## begin Provided information

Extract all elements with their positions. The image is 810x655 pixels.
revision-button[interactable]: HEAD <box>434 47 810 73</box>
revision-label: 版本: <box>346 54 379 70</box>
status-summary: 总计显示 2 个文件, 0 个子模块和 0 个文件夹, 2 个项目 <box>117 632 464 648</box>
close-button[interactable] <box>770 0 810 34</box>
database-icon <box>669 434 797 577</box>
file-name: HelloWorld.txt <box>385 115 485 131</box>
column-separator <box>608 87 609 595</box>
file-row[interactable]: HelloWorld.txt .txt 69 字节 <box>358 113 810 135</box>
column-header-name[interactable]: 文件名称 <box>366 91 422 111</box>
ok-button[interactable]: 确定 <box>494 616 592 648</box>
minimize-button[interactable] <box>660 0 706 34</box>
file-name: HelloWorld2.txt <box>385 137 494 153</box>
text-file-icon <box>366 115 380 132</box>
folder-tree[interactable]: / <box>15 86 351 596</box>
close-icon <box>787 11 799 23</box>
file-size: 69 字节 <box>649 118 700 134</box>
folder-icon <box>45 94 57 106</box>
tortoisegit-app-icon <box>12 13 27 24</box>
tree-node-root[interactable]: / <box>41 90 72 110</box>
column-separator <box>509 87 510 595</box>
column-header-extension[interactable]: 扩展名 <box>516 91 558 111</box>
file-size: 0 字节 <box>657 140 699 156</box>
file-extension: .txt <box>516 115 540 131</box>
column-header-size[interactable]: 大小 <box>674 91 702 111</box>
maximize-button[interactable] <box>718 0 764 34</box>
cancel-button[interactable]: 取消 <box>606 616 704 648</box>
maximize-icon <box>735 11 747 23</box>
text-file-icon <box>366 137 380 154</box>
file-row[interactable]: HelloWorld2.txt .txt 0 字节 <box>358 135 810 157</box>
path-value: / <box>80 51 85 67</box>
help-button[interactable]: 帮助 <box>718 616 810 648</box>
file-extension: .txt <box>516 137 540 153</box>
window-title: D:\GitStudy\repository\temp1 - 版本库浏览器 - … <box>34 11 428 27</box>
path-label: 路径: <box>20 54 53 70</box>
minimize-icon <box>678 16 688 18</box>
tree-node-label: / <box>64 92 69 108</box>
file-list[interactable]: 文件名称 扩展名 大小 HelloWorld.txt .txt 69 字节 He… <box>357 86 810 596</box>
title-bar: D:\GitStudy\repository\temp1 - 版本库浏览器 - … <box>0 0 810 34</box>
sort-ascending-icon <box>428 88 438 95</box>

## end Provided information

Aim —
Convert every line of the item above into a numbered list, omitting any blank lines.

Result of the exercise —
1. Extract all elements with their positions. The image is 810x655 pixels.
2. revision-button[interactable]: HEAD <box>434 47 810 73</box>
3. revision-label: 版本: <box>346 54 379 70</box>
4. status-summary: 总计显示 2 个文件, 0 个子模块和 0 个文件夹, 2 个项目 <box>117 632 464 648</box>
5. close-button[interactable] <box>770 0 810 34</box>
6. database-icon <box>669 434 797 577</box>
7. file-name: HelloWorld.txt <box>385 115 485 131</box>
8. column-separator <box>608 87 609 595</box>
9. file-row[interactable]: HelloWorld.txt .txt 69 字节 <box>358 113 810 135</box>
10. column-header-name[interactable]: 文件名称 <box>366 91 422 111</box>
11. ok-button[interactable]: 确定 <box>494 616 592 648</box>
12. minimize-button[interactable] <box>660 0 706 34</box>
13. file-name: HelloWorld2.txt <box>385 137 494 153</box>
14. text-file-icon <box>366 115 380 132</box>
15. folder-tree[interactable]: / <box>15 86 351 596</box>
16. close-icon <box>787 11 799 23</box>
17. file-size: 69 字节 <box>649 118 700 134</box>
18. folder-icon <box>45 94 57 106</box>
19. tortoisegit-app-icon <box>12 13 27 24</box>
20. tree-node-root[interactable]: / <box>41 90 72 110</box>
21. column-separator <box>509 87 510 595</box>
22. column-header-extension[interactable]: 扩展名 <box>516 91 558 111</box>
23. file-size: 0 字节 <box>657 140 699 156</box>
24. file-extension: .txt <box>516 115 540 131</box>
25. column-header-size[interactable]: 大小 <box>674 91 702 111</box>
26. maximize-button[interactable] <box>718 0 764 34</box>
27. cancel-button[interactable]: 取消 <box>606 616 704 648</box>
28. maximize-icon <box>735 11 747 23</box>
29. text-file-icon <box>366 137 380 154</box>
30. file-row[interactable]: HelloWorld2.txt .txt 0 字节 <box>358 135 810 157</box>
31. path-value: / <box>80 51 85 67</box>
32. help-button[interactable]: 帮助 <box>718 616 810 648</box>
33. file-extension: .txt <box>516 137 540 153</box>
34. window-title: D:\GitStudy\repository\temp1 - 版本库浏览器 - … <box>34 11 428 27</box>
35. path-label: 路径: <box>20 54 53 70</box>
36. minimize-icon <box>678 16 688 18</box>
37. tree-node-label: / <box>64 92 69 108</box>
38. file-list[interactable]: 文件名称 扩展名 大小 HelloWorld.txt .txt 69 字节 He… <box>357 86 810 596</box>
39. title-bar: D:\GitStudy\repository\temp1 - 版本库浏览器 - … <box>0 0 810 34</box>
40. sort-ascending-icon <box>428 88 438 95</box>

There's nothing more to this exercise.